● **What is being asked**
Where a line holds the word "frac", copy that line.

● **Given records**
--- START ---

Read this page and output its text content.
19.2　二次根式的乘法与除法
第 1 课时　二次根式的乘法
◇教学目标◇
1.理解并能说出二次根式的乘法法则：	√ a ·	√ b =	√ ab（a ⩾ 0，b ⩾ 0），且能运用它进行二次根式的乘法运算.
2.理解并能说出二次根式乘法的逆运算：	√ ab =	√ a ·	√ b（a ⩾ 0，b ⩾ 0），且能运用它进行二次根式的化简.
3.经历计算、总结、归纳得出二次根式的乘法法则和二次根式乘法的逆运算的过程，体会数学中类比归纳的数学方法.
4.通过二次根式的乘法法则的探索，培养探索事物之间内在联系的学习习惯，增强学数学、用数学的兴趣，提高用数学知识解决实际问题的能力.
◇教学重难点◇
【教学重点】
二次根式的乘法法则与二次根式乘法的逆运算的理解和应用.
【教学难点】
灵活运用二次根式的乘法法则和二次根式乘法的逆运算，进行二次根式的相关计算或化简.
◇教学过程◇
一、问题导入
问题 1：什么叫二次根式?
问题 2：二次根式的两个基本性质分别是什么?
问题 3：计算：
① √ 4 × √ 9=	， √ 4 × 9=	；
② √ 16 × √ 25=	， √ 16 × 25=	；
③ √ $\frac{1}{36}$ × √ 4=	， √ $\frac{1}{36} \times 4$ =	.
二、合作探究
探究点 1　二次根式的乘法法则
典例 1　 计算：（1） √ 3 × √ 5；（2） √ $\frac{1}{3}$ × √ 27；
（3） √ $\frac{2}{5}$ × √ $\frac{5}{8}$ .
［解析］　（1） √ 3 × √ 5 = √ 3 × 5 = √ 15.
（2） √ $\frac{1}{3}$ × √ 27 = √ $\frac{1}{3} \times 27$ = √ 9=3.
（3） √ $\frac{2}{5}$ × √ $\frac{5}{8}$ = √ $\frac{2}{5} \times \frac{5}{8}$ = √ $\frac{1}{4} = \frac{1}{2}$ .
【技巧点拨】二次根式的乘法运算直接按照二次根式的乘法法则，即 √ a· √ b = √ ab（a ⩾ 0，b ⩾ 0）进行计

--- END ---

● **Task response**
③ √ $\frac{1}{36}$ × √ 4=	， √ $\frac{1}{36} \times 4$ =	.
典例 1　 计算：（1） √ 3 × √ 5；（2） √ $\frac{1}{3}$ × √ 27；
（3） √ $\frac{2}{5}$ × √ $\frac{5}{8}$ .
（2） √ $\frac{1}{3}$ × √ 27 = √ $\frac{1}{3} \times 27$ = √ 9=3.
（3） √ $\frac{2}{5}$ × √ $\frac{5}{8}$ = √ $\frac{2}{5} \times \frac{5}{8}$ = √ $\frac{1}{4} = \frac{1}{2}$ .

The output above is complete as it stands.